(OBJECTIVE) Take all the material and copy it exactly.

Stored dataset items:
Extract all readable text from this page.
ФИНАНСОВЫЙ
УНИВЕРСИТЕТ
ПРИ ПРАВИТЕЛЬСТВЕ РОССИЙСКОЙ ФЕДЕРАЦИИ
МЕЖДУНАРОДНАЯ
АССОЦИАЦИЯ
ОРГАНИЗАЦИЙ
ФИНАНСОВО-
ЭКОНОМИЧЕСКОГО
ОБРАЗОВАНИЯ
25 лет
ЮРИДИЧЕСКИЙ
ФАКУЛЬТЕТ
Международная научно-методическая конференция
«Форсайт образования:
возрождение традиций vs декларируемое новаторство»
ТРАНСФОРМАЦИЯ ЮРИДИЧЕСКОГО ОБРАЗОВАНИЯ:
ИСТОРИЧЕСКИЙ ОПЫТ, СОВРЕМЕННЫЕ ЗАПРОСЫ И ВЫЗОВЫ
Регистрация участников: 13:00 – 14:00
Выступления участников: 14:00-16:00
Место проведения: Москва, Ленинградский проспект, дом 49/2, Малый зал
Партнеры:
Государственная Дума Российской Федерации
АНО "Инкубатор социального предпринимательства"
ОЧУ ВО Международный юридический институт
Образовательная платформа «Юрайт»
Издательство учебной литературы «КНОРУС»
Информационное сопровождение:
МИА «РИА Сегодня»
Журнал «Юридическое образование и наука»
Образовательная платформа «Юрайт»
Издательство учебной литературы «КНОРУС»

(SOLUTION BELOW)
Extract all readable text from this page.
ФИНАНСОВЫЙ
УНИВЕРСИТЕТ
ПРИ ПРАВИТЕЛЬСТВЕ РОССИЙСКОЙ ФЕДЕРАЦИИ
МЕЖДУНАРОДНАЯ
АССОЦИАЦИЯ
ОРГАНИЗАЦИЙ
ФИНАНСОВО-
ЭКОНОМИЧЕСКОГО
ОБРАЗОВАНИЯ
25 лет
ЮРИДИЧЕСКИЙ
ФАКУЛЬТЕТ
Международная научно-методическая конференция
«Форсайт образования:
возрождение традиций vs декларируемое новаторство»
ТРАНСФОРМАЦИЯ ЮРИДИЧЕСКОГО ОБРАЗОВАНИЯ:
ИСТОРИЧЕСКИЙ ОПЫТ, СОВРЕМЕННЫЕ ЗАПРОСЫ И ВЫЗОВЫ
Регистрация участников: 13:00 – 14:00
Выступления участников: 14:00-16:00
Место проведения: Москва, Ленинградский проспект, дом 49/2, Малый зал
Партнеры:
Государственная Дума Российской Федерации
АНО "Инкубатор социального предпринимательства"
ОЧУ ВО Международный юридический институт
Образовательная платформа «Юрайт»
Издательство учебной литературы «КНОРУС»
Информационное сопровождение:
МИА «РИА Сегодня»
Журнал «Юридическое образование и наука»
Образовательная платформа «Юрайт»
Издательство учебной литературы «КНОРУС»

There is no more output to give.